# [YOUR INSTRUCTIONS]
Print the complete set of entries exactly.

# [GIVEN RECORDS]
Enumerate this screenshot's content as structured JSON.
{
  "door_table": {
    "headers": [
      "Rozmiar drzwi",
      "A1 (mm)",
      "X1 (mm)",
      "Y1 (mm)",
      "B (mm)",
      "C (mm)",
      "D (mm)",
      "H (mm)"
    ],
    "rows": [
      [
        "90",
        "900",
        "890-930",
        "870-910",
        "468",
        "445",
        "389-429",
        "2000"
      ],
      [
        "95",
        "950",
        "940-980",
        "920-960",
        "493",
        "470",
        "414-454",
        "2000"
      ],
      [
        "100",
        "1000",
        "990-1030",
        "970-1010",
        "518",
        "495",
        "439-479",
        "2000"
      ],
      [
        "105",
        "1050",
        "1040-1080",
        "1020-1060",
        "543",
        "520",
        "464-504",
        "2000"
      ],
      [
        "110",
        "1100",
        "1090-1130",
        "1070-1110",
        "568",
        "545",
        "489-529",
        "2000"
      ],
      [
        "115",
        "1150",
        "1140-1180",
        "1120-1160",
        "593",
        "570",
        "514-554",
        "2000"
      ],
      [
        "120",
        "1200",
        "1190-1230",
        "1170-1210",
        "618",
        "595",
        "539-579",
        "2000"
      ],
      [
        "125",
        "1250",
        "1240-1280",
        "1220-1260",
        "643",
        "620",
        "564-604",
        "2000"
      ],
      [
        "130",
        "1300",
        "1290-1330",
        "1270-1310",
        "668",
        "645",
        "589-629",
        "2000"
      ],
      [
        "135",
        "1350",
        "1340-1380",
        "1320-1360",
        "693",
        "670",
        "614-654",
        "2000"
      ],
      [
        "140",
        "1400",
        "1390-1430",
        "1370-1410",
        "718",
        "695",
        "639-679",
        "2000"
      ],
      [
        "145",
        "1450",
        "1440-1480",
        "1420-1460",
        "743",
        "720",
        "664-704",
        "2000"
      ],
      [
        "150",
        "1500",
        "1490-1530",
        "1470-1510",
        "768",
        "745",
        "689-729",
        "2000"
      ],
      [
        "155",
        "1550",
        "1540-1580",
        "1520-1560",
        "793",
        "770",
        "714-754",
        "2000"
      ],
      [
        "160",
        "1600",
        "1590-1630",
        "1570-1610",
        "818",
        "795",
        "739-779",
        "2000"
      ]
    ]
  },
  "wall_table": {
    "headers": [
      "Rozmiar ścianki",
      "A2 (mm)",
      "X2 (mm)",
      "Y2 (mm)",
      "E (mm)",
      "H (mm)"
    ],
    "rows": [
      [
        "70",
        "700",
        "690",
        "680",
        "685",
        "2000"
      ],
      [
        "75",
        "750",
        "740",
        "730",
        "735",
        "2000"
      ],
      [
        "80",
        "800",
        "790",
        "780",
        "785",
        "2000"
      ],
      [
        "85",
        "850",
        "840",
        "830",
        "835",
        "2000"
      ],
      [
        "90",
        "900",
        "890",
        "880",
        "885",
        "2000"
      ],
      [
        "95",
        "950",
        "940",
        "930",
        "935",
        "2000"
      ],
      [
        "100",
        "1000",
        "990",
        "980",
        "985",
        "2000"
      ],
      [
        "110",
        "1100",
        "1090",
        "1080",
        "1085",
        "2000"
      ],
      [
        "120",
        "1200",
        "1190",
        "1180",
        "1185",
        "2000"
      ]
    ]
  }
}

# [REPLY]
Enumerate this screenshot's content as structured JSON.
{
  "door_table": {
    "headers": [
      "Rozmiar drzwi",
      "A1 (mm)",
      "X1 (mm)",
      "Y1 (mm)",
      "B (mm)",
      "C (mm)",
      "D (mm)",
      "H (mm)"
    ],
    "rows": [
      [
        "90",
        "900",
        "890-930",
        "870-910",
        "468",
        "445",
        "389-429",
        "2000"
      ],
      [
        "95",
        "950",
        "940-980",
        "920-960",
        "493",
        "470",
        "414-454",
        "2000"
      ],
      [
        "100",
        "1000",
        "990-1030",
        "970-1010",
        "518",
        "495",
        "439-479",
        "2000"
      ],
      [
        "105",
        "1050",
        "1040-1080",
        "1020-1060",
        "543",
        "520",
        "464-504",
        "2000"
      ],
      [
        "110",
        "1100",
        "1090-1130",
        "1070-1110",
        "568",
        "545",
        "489-529",
        "2000"
      ],
      [
        "115",
        "1150",
        "1140-1180",
        "1120-1160",
        "593",
        "570",
        "514-554",
        "2000"
      ],
      [
        "120",
        "1200",
        "1190-1230",
        "1170-1210",
        "618",
        "595",
        "539-579",
        "2000"
      ],
      [
        "125",
        "1250",
        "1240-1280",
        "1220-1260",
        "643",
        "620",
        "564-604",
        "2000"
      ],
      [
        "130",
        "1300",
        "1290-1330",
        "1270-1310",
        "668",
        "645",
        "589-629",
        "2000"
      ],
      [
        "135",
        "1350",
        "1340-1380",
        "1320-1360",
        "693",
        "670",
        "614-654",
        "2000"
      ],
      [
        "140",
        "1400",
        "1390-1430",
        "1370-1410",
        "718",
        "695",
        "639-679",
        "2000"
      ],
      [
        "145",
        "1450",
        "1440-1480",
        "1420-1460",
        "743",
        "720",
        "664-704",
        "2000"
      ],
      [
        "150",
        "1500",
        "1490-1530",
        "1470-1510",
        "768",
        "745",
        "689-729",
        "2000"
      ],
      [
        "155",
        "1550",
        "1540-1580",
        "1520-1560",
        "793",
        "770",
        "714-754",
        "2000"
      ],
      [
        "160",
        "1600",
        "1590-1630",
        "1570-1610",
        "818",
        "795",
        "739-779",
        "2000"
      ]
    ]
  },
  "wall_table": {
    "headers": [
      "Rozmiar ścianki",
      "A2 (mm)",
      "X2 (mm)",
      "Y2 (mm)",
      "E (mm)",
      "H (mm)"
    ],
    "rows": [
      [
        "70",
        "700",
        "690",
        "680",
        "685",
        "2000"
      ],
      [
        "75",
        "750",
        "740",
        "730",
        "735",
        "2000"
      ],
      [
        "80",
        "800",
        "790",
        "780",
        "785",
        "2000"
      ],
      [
        "85",
        "850",
        "840",
        "830",
        "835",
        "2000"
      ],
      [
        "90",
        "900",
        "890",
        "880",
        "885",
        "2000"
      ],
      [
        "95",
        "950",
        "940",
        "930",
        "935",
        "2000"
      ],
      [
        "100",
        "1000",
        "990",
        "980",
        "985",
        "2000"
      ],
      [
        "110",
        "1100",
        "1090",
        "1080",
        "1085",
        "2000"
      ],
      [
        "120",
        "1200",
        "1190",
        "1180",
        "1185",
        "2000"
      ]
    ]
  }
}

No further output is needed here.